Treść zadania 1 »
Wypisz wszystkie osoby wymienione z imienia i nazwiska w tekście o meczu Lecha z Koroną.
Treść zadania 2 »
Pociągnij dalej tekst o meczu Lecha z Koroną od miejsca, w którym się kończy.

Podczas meczu z Koroną Kielce po raz pierwszy po przyjściu do Lecha Poznań wpisał się na listę strzelców Patrik Walemark. Szwed nieoczekiwanie popisał się hat-trickiem, który może zapewnić zwycięstwo podopiecznym Nielsa Frederiksena.
„Kolejorz” ma w Kielcach spore problemy. Fani poznańskiej drużyny przyzwyczaili się do tego, że rywalizacja z drużynami prowadzonymi przez Jacka Zielińskiego nie jest łatwa. Dziś Korona Kielce złapała wiatr w żagle i do 61. minuty prowadziła z obecnym liderem Ekstraklasy. Wtedy na ratunek przyszedł Patrik Walemark, który zupełnie niespodziewanie stał się bohaterem.

Dane wejściowe »
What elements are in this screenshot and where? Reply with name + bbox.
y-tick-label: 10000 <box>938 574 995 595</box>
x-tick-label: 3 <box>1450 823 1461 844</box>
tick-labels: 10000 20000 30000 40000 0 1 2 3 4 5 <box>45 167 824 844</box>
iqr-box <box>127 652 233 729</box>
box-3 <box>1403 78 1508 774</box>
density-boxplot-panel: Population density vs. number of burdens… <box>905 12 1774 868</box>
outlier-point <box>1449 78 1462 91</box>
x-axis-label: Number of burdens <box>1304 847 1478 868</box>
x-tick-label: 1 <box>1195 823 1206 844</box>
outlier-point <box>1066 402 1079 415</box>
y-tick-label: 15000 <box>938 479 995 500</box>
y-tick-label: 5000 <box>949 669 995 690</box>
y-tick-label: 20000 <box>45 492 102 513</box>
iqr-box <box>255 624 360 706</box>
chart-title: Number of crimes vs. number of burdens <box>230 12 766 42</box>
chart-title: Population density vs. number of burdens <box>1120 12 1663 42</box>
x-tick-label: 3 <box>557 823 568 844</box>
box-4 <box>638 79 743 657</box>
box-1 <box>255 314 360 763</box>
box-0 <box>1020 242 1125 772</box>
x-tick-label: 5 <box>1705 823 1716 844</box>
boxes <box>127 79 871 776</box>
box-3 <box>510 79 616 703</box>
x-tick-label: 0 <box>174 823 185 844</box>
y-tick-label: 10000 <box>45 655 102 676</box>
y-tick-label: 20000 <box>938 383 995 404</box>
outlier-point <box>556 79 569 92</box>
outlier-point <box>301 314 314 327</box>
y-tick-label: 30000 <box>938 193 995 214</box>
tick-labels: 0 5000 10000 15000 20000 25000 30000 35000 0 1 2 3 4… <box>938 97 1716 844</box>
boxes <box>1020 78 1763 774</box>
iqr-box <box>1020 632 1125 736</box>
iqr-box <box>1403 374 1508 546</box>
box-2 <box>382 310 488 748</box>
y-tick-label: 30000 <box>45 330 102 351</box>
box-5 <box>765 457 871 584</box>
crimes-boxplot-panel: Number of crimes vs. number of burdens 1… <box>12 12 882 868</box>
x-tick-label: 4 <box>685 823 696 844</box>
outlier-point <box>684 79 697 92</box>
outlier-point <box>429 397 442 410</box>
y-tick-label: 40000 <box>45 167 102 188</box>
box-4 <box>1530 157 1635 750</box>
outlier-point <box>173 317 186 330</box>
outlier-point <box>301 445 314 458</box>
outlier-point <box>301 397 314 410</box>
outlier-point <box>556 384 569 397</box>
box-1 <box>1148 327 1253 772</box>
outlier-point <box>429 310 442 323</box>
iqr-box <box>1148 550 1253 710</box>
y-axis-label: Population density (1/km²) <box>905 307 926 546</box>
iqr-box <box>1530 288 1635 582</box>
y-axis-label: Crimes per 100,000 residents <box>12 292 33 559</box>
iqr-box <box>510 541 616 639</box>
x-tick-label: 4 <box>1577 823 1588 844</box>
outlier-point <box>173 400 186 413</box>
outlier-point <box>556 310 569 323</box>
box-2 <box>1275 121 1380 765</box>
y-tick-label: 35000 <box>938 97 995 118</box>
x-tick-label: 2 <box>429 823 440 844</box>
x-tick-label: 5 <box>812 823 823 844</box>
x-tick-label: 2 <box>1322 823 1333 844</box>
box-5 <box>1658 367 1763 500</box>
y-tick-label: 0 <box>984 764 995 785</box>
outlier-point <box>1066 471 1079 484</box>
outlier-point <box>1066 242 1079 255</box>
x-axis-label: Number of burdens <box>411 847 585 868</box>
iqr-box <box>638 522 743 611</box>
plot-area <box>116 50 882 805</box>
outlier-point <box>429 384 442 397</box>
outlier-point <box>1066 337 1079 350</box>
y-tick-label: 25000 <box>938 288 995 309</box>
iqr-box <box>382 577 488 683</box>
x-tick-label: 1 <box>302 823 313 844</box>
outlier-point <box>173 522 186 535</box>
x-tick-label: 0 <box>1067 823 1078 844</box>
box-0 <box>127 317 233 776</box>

Wynik końcowy 1 »
Patrik Walemark, Niels Frederiksen, Jacek Zieliński

Wynik końcowy 2 »
Ależ się dzieje w Kielcach! Najpierw wyjście na prowadzenie gospodarzy, ale chwilę później Walemark dołożył dwa gole i @LechPoznan wychodzi na prowadzenie! 🔥
📺 Mecz trwa w CANAL+ SPORT3 i CANAL+ online: https://t.co/LrK3rlrlEG pic.twitter.com/PCREae3467
— CANAL+ SPORT (@CANALPLUS_SPORT) September 29, 2024
Każdą z bramek Walemarka można opisać słowami, że znalazł się tam, gdzie być powinien i skutecznie skierował piłkę do siatki. Szwedzki skrzydłowy nie musiał mijać rywali ani popisywać się dryblingiem, aby dojść do sytuacji strzeleckiej. Dziś finalizuje akcje niczym rasowy napastnik i wpada mu po prostu wszystko.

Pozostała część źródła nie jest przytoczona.